#### Material for the task ####

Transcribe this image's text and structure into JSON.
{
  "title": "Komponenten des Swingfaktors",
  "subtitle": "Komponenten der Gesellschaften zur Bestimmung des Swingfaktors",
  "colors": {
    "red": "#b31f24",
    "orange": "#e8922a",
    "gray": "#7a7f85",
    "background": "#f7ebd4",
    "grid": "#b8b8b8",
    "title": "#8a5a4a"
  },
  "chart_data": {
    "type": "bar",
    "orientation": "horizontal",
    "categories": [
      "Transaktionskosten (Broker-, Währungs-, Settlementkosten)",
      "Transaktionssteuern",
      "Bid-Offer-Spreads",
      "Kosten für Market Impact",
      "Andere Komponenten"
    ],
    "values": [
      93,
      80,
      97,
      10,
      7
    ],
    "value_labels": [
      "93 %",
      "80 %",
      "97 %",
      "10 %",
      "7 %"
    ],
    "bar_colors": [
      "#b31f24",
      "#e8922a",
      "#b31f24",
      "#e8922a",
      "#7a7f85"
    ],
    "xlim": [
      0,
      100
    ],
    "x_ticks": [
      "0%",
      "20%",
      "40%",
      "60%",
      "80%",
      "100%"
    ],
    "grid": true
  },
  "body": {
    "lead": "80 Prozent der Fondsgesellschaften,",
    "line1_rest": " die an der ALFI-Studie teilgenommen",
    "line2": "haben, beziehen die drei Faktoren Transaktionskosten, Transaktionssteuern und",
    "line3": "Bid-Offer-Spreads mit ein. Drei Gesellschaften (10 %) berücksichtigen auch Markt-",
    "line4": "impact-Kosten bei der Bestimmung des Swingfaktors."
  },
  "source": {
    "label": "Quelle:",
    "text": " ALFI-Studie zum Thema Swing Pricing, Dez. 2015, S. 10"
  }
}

####

Required work:
Retype the material in full. Keep every character as it is.

Exercise response:
Transcribe this image's text and structure into JSON.
{
  "title": "Komponenten des Swingfaktors",
  "subtitle": "Komponenten der Gesellschaften zur Bestimmung des Swingfaktors",
  "colors": {
    "red": "#b31f24",
    "orange": "#e8922a",
    "gray": "#7a7f85",
    "background": "#f7ebd4",
    "grid": "#b8b8b8",
    "title": "#8a5a4a"
  },
  "chart_data": {
    "type": "bar",
    "orientation": "horizontal",
    "categories": [
      "Transaktionskosten (Broker-, Währungs-, Settlementkosten)",
      "Transaktionssteuern",
      "Bid-Offer-Spreads",
      "Kosten für Market Impact",
      "Andere Komponenten"
    ],
    "values": [
      93,
      80,
      97,
      10,
      7
    ],
    "value_labels": [
      "93 %",
      "80 %",
      "97 %",
      "10 %",
      "7 %"
    ],
    "bar_colors": [
      "#b31f24",
      "#e8922a",
      "#b31f24",
      "#e8922a",
      "#7a7f85"
    ],
    "xlim": [
      0,
      100
    ],
    "x_ticks": [
      "0%",
      "20%",
      "40%",
      "60%",
      "80%",
      "100%"
    ],
    "grid": true
  },
  "body": {
    "lead": "80 Prozent der Fondsgesellschaften,",
    "line1_rest": " die an der ALFI-Studie teilgenommen",
    "line2": "haben, beziehen die drei Faktoren Transaktionskosten, Transaktionssteuern und",
    "line3": "Bid-Offer-Spreads mit ein. Drei Gesellschaften (10 %) berücksichtigen auch Markt-",
    "line4": "impact-Kosten bei der Bestimmung des Swingfaktors."
  },
  "source": {
    "label": "Quelle:",
    "text": " ALFI-Studie zum Thema Swing Pricing, Dez. 2015, S. 10"
  }
}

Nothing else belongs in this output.